-- START --

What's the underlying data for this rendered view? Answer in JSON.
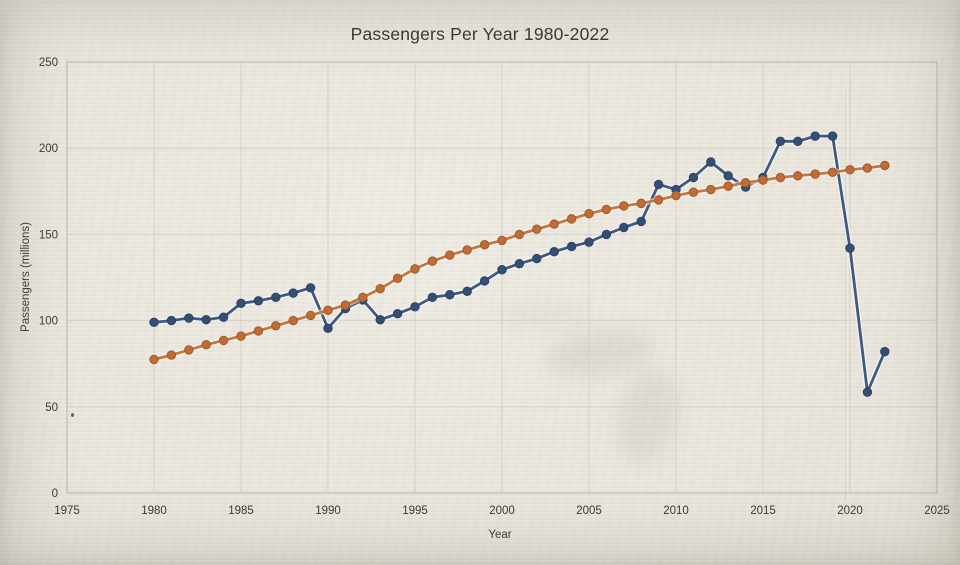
{
  "photo": {
    "paper_color": "#e9e5dc"
  },
  "chart": {
    "title": "Passengers Per Year 1980-2022",
    "x_axis_title": "Year",
    "y_axis_title": "Passengers (millions)"
  },
  "chart_data": {
    "type": "line",
    "title": "Passengers Per Year 1980-2022",
    "xlabel": "Year",
    "ylabel": "Passengers (millions)",
    "xlim": [
      1975,
      2025
    ],
    "ylim": [
      0,
      250
    ],
    "x_ticks": [
      1975,
      1980,
      1985,
      1990,
      1995,
      2000,
      2005,
      2010,
      2015,
      2020,
      2025
    ],
    "y_ticks": [
      0,
      50,
      100,
      150,
      200,
      250
    ],
    "grid": true,
    "legend": "none",
    "text_color": "#3a3a38",
    "grid_color": "#d4d1c8",
    "axis_color": "#c2bfb6",
    "x": [
      1980,
      1981,
      1982,
      1983,
      1984,
      1985,
      1986,
      1987,
      1988,
      1989,
      1990,
      1991,
      1992,
      1993,
      1994,
      1995,
      1996,
      1997,
      1998,
      1999,
      2000,
      2001,
      2002,
      2003,
      2004,
      2005,
      2006,
      2007,
      2008,
      2009,
      2010,
      2011,
      2012,
      2013,
      2014,
      2015,
      2016,
      2017,
      2018,
      2019,
      2020,
      2021,
      2022
    ],
    "series": [
      {
        "name": "passengers-actual-blue",
        "line_color": "#41597e",
        "marker_color": "#344f74",
        "marker_edge": "#2b4265",
        "values": [
          99,
          100,
          101.5,
          100.5,
          102,
          110,
          111.5,
          113.5,
          116,
          119,
          95.5,
          107,
          112,
          100.5,
          104,
          108,
          113.5,
          115,
          117,
          123,
          129.5,
          133,
          136,
          140,
          143,
          145.5,
          150,
          154,
          157.5,
          179,
          176,
          183,
          192,
          184,
          177.5,
          183,
          204,
          204,
          207,
          207,
          142,
          58.5,
          82
        ]
      },
      {
        "name": "trend-orange",
        "line_color": "#c57842",
        "marker_color": "#bf6c36",
        "marker_edge": "#a2582a",
        "values": [
          77.5,
          80,
          83,
          86,
          88.5,
          91,
          94,
          97,
          100,
          103,
          106,
          109,
          113.5,
          118.5,
          124.5,
          130,
          134.5,
          138,
          141,
          144,
          146.5,
          150,
          153,
          156,
          159,
          162,
          164.5,
          166.5,
          168,
          170,
          172.5,
          174.5,
          176,
          178,
          180,
          181.5,
          183,
          184,
          185,
          186,
          187.5,
          188.5,
          190
        ]
      }
    ]
  }
}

-- END --

## [WORK INSTRUCTIONS]
Extract from the data every line where "millions" shows up.

## [FINAL ANSWER]
    "y_axis_title": "Passengers (millions)"
    "ylabel": "Passengers (millions)",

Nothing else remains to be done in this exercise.